Речь о Большом (Каменном) театре, грандиозном публичном театре Российской империи, который по повелению Екатерины II, построил Антонио Ринальди на Карусельной площади (театр еще не будет построен, а ее уже станут называть Театральной, это имя сохранила она и до наших дней). Новый театр поражал воображение размерами, величественной архитектурой, роскошью и изяществом внутреннего убранства, сценой, оборудованной по последнему слову тогдашней театральной техники, и, конечно же, яркими талантами.
Мне не раз приходилось слышать (мало того — читать!), будто театральные впечатления Пушкина, его стихи о театре навеяны увиденным в Александринском театре, а то, что он написал об Истоминой, — в Мариинском. Печально это, честное слово. Уж казалось бы, о ком, а о Пушкине грех не знать: столько о нем написано, да и «Онегина» в школе «проходили». Понимаю, это не аргумент. И все же.
Большой театр
Александринский театр был открыт 31 августа 1832 года, к двадцатилетию победы в Отечественной войне. Именно этим объясняется то, что Карл Иванович Росси атрибуты искусства в декоре здания, напоминающего античный храм, соединил с атрибутами и символами воинской славы. Пушкин бывал в Александринском театре, и не раз. Но даже если отвлечься от того, что к этому времени он к театру несколько охладел, вряд ли следует забывать, что первая глава «Евгения Онегина» была начата 9 мая, закончена 22 октября 1823 года — почти за десять лет до открытия Александринского театра. Ну, а что касается театра Мариинского, то при жизни Пушкина его вообще не существовало.
Центром театральной жизни был в те годы Большой театр, где давали и драматические спектакли, и балеты, и оперы. Русская труппа выступала попеременно с итальянской и французской. Но Большой театр, где бывал Пушкин, это уже не тот театр, которым восхищались во времена Екатерины Великой. Облик Петербурга непрерывно менялся. В 1802–1803 годах (до приезда Пушкина в столицу еще далеко) Жан Тома де Томон (разумеется, по воле державного внука Екатерины) не только капитально переустроил внутреннюю планировку и отделку театра, но и заметно изменил его внешний вид и пропорции. Большой театр приобрел вид парадный и праздничный. Мощный восьмиколонный портик, фронтон, украшенный изысканной лепниной, сразу настраивали на торжественный лад. Казалось, в холодном Петербурге возник солнечный храм Аполлона. Сохранилось достаточно изображений, по которым можно судить о величии и красоте этого театра-храма. Прежде всего, это литография одного из самых преданных Петербургу пейзажистов, Карла Петровича Беггрова. Общий вид здания свидетельствует о совершенстве его пропорций. Не меньше впечатляет картина Федора Яковлевича Алексеева «1 ноября 1824 года у Большого театра». В этот день в Петербурге случилось страшное, разрушительное наводнение (именно о нем писал Пушкин в «Медном всаднике»). Так вот, на картине тонущие люди, лошади, тяжелые валы захлестывают лодки, дома, а театр стоит уверенно, как непобедимый великан — огромный и неприступный.

▸ **Задания**:
• a. Ответьте по тексту о Большом театре:
(i) Кто построил Большой (Каменный) театр по повелению Екатерины II?
(ii) Когда был открыт Александринский театр?
(iii) Кто в 1802–1803 годах переустроил Большой театр?
• b. Продолжите текст о Большом театре, начав сразу после его последнего предложения.
Материал для работы не понадобится.

▸ **Исходный материал**:
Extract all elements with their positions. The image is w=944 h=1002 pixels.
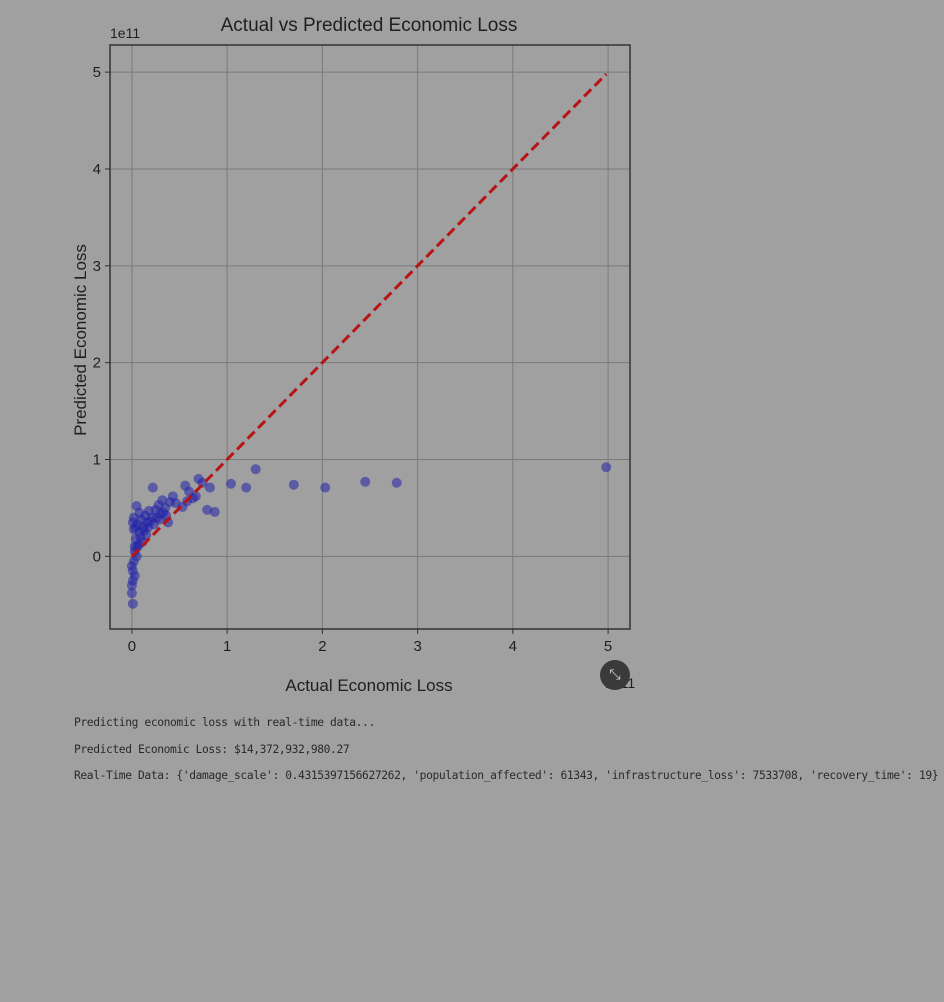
data-point <box>250 464 261 475</box>
console-output: Predicting economic loss with real-time … <box>74 713 939 793</box>
data-point <box>132 541 143 552</box>
x-axis-title: Actual Economic Loss <box>285 676 452 695</box>
reference-line <box>130 73 608 558</box>
data-points <box>126 462 612 609</box>
reference-line-group <box>130 73 608 558</box>
x-tick-label: 2 <box>318 638 326 655</box>
scatter-chart: Actual vs Predicted Economic Loss 1e11 1… <box>71 15 635 695</box>
y-tick-label: 4 <box>93 161 101 178</box>
gridlines <box>110 45 630 629</box>
y-tick-label: 0 <box>93 548 101 565</box>
x-tick-label: 1 <box>223 638 231 655</box>
data-point <box>134 507 145 518</box>
data-point <box>126 580 137 591</box>
console-line: Predicted Economic Loss: $14,372,932,980… <box>74 742 350 756</box>
data-point <box>127 517 138 528</box>
data-point <box>209 506 220 517</box>
chart-title: Actual vs Predicted Economic Loss <box>221 15 518 36</box>
data-point <box>126 588 137 599</box>
data-point <box>241 482 252 493</box>
y-tick-label: 1 <box>93 452 101 469</box>
data-point <box>126 561 137 572</box>
data-point <box>601 462 612 473</box>
y-tick-label: 5 <box>93 64 101 81</box>
data-point <box>391 477 402 488</box>
y-tick-label: 3 <box>93 258 101 275</box>
console-line: Predicting economic loss with real-time … <box>74 716 375 729</box>
data-point <box>320 482 331 493</box>
expand-icon: ⤡ <box>609 667 621 683</box>
x-tick-label: 3 <box>413 638 421 655</box>
x-tick-label: 4 <box>509 638 517 655</box>
data-point <box>202 504 213 515</box>
expand-plot-button[interactable]: ⤡ <box>600 660 630 690</box>
axis-ticks: 0 1 2 3 4 5 0 1 2 3 4 5 <box>93 64 613 655</box>
data-point <box>225 478 236 489</box>
data-point <box>147 482 158 493</box>
data-point <box>170 498 181 509</box>
data-point <box>129 570 140 581</box>
x-tick-label: 0 <box>128 638 136 655</box>
console-line: Real-Time Data: {'damage_scale': 0.43153… <box>74 769 939 782</box>
data-point <box>180 480 191 491</box>
data-point <box>288 479 299 490</box>
x-tick-label: 5 <box>604 638 612 655</box>
data-point <box>141 530 152 541</box>
plot-frame <box>109 44 631 630</box>
y-scale-label: 1e11 <box>110 25 140 41</box>
data-point <box>127 598 138 609</box>
y-axis-title: Predicted Economic Loss <box>71 244 90 436</box>
data-point <box>205 482 215 493</box>
data-point <box>360 476 371 487</box>
data-point <box>193 473 204 484</box>
y-tick-label: 2 <box>93 355 101 372</box>
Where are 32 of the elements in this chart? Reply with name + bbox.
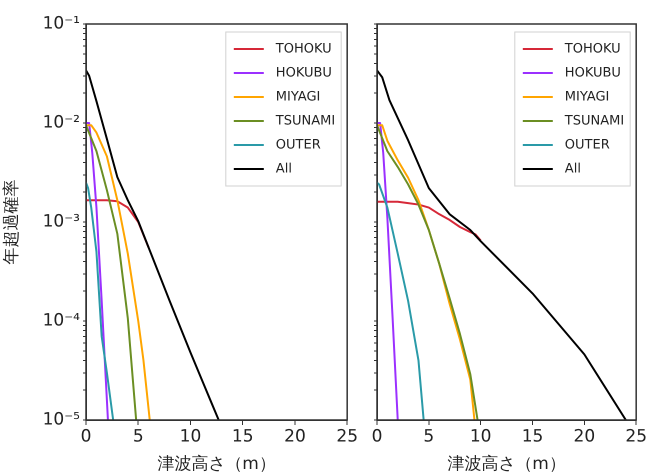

▸ **Ожидаемые ответы**:
• a.
(i) Антонио Ринальди.
(ii) 31 августа 1832 года.
(iii) Жан Тома де Томон.

• b.
Сохранилась и гравюра, изображающая роскошный зрительный зал (рисовал Павел Петрович Свиньин, гравировал Степан Филиппович Галактионов, о них я уже упоминала). Подковообразный, напоминающий лучшие театральные залы Италии, в нарядном венке пяти ярусов возносился он к плафону, расписанному знаками зодиака, богинями и музами. Устремлялись ввысь легкие резные колонны, над ними — украшенные гениями аркады, еще выше — золоченый барьер парадиза. Не просто щедрость, но расточительность были в отделке этого зала, в обилии позолоты, в затейливости лепнины, в ослепительности огней.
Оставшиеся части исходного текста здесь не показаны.